** begin Input for this task **

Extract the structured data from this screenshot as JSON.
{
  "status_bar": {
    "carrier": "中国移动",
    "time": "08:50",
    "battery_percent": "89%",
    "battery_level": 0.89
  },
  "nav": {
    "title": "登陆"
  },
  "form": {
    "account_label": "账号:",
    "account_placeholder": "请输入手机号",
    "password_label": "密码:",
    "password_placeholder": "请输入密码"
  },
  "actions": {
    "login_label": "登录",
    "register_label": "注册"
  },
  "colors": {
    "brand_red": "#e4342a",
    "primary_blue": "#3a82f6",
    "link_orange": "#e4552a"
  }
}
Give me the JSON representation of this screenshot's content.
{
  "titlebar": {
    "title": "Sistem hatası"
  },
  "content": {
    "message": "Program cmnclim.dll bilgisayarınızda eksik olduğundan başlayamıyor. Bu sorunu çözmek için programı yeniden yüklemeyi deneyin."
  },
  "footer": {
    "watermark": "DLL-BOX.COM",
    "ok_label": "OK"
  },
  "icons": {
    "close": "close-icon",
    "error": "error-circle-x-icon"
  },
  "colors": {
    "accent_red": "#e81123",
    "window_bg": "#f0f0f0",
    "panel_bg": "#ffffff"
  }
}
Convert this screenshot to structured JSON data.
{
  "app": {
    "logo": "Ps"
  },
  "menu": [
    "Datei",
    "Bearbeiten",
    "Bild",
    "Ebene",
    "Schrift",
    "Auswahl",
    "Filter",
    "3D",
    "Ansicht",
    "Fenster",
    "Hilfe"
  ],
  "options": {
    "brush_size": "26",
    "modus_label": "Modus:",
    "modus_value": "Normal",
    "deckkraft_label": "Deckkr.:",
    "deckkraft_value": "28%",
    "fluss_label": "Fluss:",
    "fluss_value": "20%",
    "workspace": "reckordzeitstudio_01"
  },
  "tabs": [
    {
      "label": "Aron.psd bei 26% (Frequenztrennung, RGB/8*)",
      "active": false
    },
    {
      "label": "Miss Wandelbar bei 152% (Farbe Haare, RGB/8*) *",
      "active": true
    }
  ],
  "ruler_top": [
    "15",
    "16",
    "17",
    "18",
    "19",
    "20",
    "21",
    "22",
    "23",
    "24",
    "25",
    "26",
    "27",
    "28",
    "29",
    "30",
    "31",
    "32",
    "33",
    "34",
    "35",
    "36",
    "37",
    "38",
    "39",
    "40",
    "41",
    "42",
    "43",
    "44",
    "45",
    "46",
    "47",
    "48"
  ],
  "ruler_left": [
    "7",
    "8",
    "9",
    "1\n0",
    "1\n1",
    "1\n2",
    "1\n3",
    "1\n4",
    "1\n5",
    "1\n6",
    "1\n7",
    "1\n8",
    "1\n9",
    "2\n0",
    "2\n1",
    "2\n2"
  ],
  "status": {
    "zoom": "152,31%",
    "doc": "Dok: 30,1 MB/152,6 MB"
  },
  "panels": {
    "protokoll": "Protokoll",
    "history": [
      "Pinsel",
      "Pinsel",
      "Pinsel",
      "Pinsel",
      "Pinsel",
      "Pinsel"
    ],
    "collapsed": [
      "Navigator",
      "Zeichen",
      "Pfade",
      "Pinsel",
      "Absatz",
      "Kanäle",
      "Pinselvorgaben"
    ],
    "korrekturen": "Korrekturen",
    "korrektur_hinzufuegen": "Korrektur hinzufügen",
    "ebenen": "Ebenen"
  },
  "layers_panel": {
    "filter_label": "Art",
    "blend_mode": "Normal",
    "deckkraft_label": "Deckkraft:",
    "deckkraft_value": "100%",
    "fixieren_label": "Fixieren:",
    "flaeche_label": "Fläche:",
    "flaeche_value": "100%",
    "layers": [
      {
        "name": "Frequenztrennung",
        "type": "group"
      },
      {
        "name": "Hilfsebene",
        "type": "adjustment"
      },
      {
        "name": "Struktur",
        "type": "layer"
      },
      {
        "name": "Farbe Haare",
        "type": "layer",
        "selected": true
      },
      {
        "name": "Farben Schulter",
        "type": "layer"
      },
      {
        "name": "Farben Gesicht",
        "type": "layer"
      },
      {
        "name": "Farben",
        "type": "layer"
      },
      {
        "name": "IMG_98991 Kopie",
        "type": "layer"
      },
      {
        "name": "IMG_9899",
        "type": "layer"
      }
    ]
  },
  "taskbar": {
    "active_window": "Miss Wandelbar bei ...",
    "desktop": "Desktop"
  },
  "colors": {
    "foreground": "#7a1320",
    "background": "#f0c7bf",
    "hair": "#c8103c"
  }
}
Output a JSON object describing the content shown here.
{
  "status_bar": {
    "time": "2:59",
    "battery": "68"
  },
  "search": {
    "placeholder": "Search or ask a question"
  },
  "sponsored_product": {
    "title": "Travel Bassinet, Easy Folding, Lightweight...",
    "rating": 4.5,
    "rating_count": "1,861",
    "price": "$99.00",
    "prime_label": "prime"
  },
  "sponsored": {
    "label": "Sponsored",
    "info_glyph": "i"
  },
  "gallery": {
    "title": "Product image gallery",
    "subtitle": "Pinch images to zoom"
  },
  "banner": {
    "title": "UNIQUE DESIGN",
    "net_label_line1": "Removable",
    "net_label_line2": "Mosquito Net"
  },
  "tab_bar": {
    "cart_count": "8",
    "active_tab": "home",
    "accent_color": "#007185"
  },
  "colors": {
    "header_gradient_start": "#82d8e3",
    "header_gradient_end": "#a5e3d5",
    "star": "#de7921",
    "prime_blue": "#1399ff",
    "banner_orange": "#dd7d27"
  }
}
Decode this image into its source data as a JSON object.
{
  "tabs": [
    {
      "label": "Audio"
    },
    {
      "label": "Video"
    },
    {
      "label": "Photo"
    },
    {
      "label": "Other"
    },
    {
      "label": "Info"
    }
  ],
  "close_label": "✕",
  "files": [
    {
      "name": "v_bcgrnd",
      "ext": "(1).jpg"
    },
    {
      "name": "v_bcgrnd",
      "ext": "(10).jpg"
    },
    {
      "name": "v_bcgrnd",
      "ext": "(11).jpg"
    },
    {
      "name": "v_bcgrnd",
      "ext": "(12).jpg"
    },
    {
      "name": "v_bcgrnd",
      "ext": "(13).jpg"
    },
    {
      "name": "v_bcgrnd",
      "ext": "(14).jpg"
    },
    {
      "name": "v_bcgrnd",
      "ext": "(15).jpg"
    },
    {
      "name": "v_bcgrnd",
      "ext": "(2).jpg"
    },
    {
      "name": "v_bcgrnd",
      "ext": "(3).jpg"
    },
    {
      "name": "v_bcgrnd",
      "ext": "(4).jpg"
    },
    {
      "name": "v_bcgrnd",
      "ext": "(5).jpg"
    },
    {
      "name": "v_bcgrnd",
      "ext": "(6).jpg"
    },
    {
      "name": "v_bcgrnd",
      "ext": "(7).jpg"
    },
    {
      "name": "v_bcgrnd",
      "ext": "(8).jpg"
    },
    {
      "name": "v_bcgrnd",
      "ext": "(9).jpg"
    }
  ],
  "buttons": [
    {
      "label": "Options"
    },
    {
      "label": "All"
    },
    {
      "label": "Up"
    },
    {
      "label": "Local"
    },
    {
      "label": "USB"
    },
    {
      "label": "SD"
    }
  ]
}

** end Input for this task **

== Exercise instructions ==
Word for word, write out the data.

== Answer ==
Extract the structured data from this screenshot as JSON.
{
  "status_bar": {
    "carrier": "中国移动",
    "time": "08:50",
    "battery_percent": "89%",
    "battery_level": 0.89
  },
  "nav": {
    "title": "登陆"
  },
  "form": {
    "account_label": "账号:",
    "account_placeholder": "请输入手机号",
    "password_label": "密码:",
    "password_placeholder": "请输入密码"
  },
  "actions": {
    "login_label": "登录",
    "register_label": "注册"
  },
  "colors": {
    "brand_red": "#e4342a",
    "primary_blue": "#3a82f6",
    "link_orange": "#e4552a"
  }
}
Give me the JSON representation of this screenshot's content.
{
  "titlebar": {
    "title": "Sistem hatası"
  },
  "content": {
    "message": "Program cmnclim.dll bilgisayarınızda eksik olduğundan başlayamıyor. Bu sorunu çözmek için programı yeniden yüklemeyi deneyin."
  },
  "footer": {
    "watermark": "DLL-BOX.COM",
    "ok_label": "OK"
  },
  "icons": {
    "close": "close-icon",
    "error": "error-circle-x-icon"
  },
  "colors": {
    "accent_red": "#e81123",
    "window_bg": "#f0f0f0",
    "panel_bg": "#ffffff"
  }
}
Convert this screenshot to structured JSON data.
{
  "app": {
    "logo": "Ps"
  },
  "menu": [
    "Datei",
    "Bearbeiten",
    "Bild",
    "Ebene",
    "Schrift",
    "Auswahl",
    "Filter",
    "3D",
    "Ansicht",
    "Fenster",
    "Hilfe"
  ],
  "options": {
    "brush_size": "26",
    "modus_label": "Modus:",
    "modus_value": "Normal",
    "deckkraft_label": "Deckkr.:",
    "deckkraft_value": "28%",
    "fluss_label": "Fluss:",
    "fluss_value": "20%",
    "workspace": "reckordzeitstudio_01"
  },
  "tabs": [
    {
      "label": "Aron.psd bei 26% (Frequenztrennung, RGB/8*)",
      "active": false
    },
    {
      "label": "Miss Wandelbar bei 152% (Farbe Haare, RGB/8*) *",
      "active": true
    }
  ],
  "ruler_top": [
    "15",
    "16",
    "17",
    "18",
    "19",
    "20",
    "21",
    "22",
    "23",
    "24",
    "25",
    "26",
    "27",
    "28",
    "29",
    "30",
    "31",
    "32",
    "33",
    "34",
    "35",
    "36",
    "37",
    "38",
    "39",
    "40",
    "41",
    "42",
    "43",
    "44",
    "45",
    "46",
    "47",
    "48"
  ],
  "ruler_left": [
    "7",
    "8",
    "9",
    "1\n0",
    "1\n1",
    "1\n2",
    "1\n3",
    "1\n4",
    "1\n5",
    "1\n6",
    "1\n7",
    "1\n8",
    "1\n9",
    "2\n0",
    "2\n1",
    "2\n2"
  ],
  "status": {
    "zoom": "152,31%",
    "doc": "Dok: 30,1 MB/152,6 MB"
  },
  "panels": {
    "protokoll": "Protokoll",
    "history": [
      "Pinsel",
      "Pinsel",
      "Pinsel",
      "Pinsel",
      "Pinsel",
      "Pinsel"
    ],
    "collapsed": [
      "Navigator",
      "Zeichen",
      "Pfade",
      "Pinsel",
      "Absatz",
      "Kanäle",
      "Pinselvorgaben"
    ],
    "korrekturen": "Korrekturen",
    "korrektur_hinzufuegen": "Korrektur hinzufügen",
    "ebenen": "Ebenen"
  },
  "layers_panel": {
    "filter_label": "Art",
    "blend_mode": "Normal",
    "deckkraft_label": "Deckkraft:",
    "deckkraft_value": "100%",
    "fixieren_label": "Fixieren:",
    "flaeche_label": "Fläche:",
    "flaeche_value": "100%",
    "layers": [
      {
        "name": "Frequenztrennung",
        "type": "group"
      },
      {
        "name": "Hilfsebene",
        "type": "adjustment"
      },
      {
        "name": "Struktur",
        "type": "layer"
      },
      {
        "name": "Farbe Haare",
        "type": "layer",
        "selected": true
      },
      {
        "name": "Farben Schulter",
        "type": "layer"
      },
      {
        "name": "Farben Gesicht",
        "type": "layer"
      },
      {
        "name": "Farben",
        "type": "layer"
      },
      {
        "name": "IMG_98991 Kopie",
        "type": "layer"
      },
      {
        "name": "IMG_9899",
        "type": "layer"
      }
    ]
  },
  "taskbar": {
    "active_window": "Miss Wandelbar bei ...",
    "desktop": "Desktop"
  },
  "colors": {
    "foreground": "#7a1320",
    "background": "#f0c7bf",
    "hair": "#c8103c"
  }
}
Output a JSON object describing the content shown here.
{
  "status_bar": {
    "time": "2:59",
    "battery": "68"
  },
  "search": {
    "placeholder": "Search or ask a question"
  },
  "sponsored_product": {
    "title": "Travel Bassinet, Easy Folding, Lightweight...",
    "rating": 4.5,
    "rating_count": "1,861",
    "price": "$99.00",
    "prime_label": "prime"
  },
  "sponsored": {
    "label": "Sponsored",
    "info_glyph": "i"
  },
  "gallery": {
    "title": "Product image gallery",
    "subtitle": "Pinch images to zoom"
  },
  "banner": {
    "title": "UNIQUE DESIGN",
    "net_label_line1": "Removable",
    "net_label_line2": "Mosquito Net"
  },
  "tab_bar": {
    "cart_count": "8",
    "active_tab": "home",
    "accent_color": "#007185"
  },
  "colors": {
    "header_gradient_start": "#82d8e3",
    "header_gradient_end": "#a5e3d5",
    "star": "#de7921",
    "prime_blue": "#1399ff",
    "banner_orange": "#dd7d27"
  }
}
Decode this image into its source data as a JSON object.
{
  "tabs": [
    {
      "label": "Audio"
    },
    {
      "label": "Video"
    },
    {
      "label": "Photo"
    },
    {
      "label": "Other"
    },
    {
      "label": "Info"
    }
  ],
  "close_label": "✕",
  "files": [
    {
      "name": "v_bcgrnd",
      "ext": "(1).jpg"
    },
    {
      "name": "v_bcgrnd",
      "ext": "(10).jpg"
    },
    {
      "name": "v_bcgrnd",
      "ext": "(11).jpg"
    },
    {
      "name": "v_bcgrnd",
      "ext": "(12).jpg"
    },
    {
      "name": "v_bcgrnd",
      "ext": "(13).jpg"
    },
    {
      "name": "v_bcgrnd",
      "ext": "(14).jpg"
    },
    {
      "name": "v_bcgrnd",
      "ext": "(15).jpg"
    },
    {
      "name": "v_bcgrnd",
      "ext": "(2).jpg"
    },
    {
      "name": "v_bcgrnd",
      "ext": "(3).jpg"
    },
    {
      "name": "v_bcgrnd",
      "ext": "(4).jpg"
    },
    {
      "name": "v_bcgrnd",
      "ext": "(5).jpg"
    },
    {
      "name": "v_bcgrnd",
      "ext": "(6).jpg"
    },
    {
      "name": "v_bcgrnd",
      "ext": "(7).jpg"
    },
    {
      "name": "v_bcgrnd",
      "ext": "(8).jpg"
    },
    {
      "name": "v_bcgrnd",
      "ext": "(9).jpg"
    }
  ],
  "buttons": [
    {
      "label": "Options"
    },
    {
      "label": "All"
    },
    {
      "label": "Up"
    },
    {
      "label": "Local"
    },
    {
      "label": "USB"
    },
    {
      "label": "SD"
    }
  ]
}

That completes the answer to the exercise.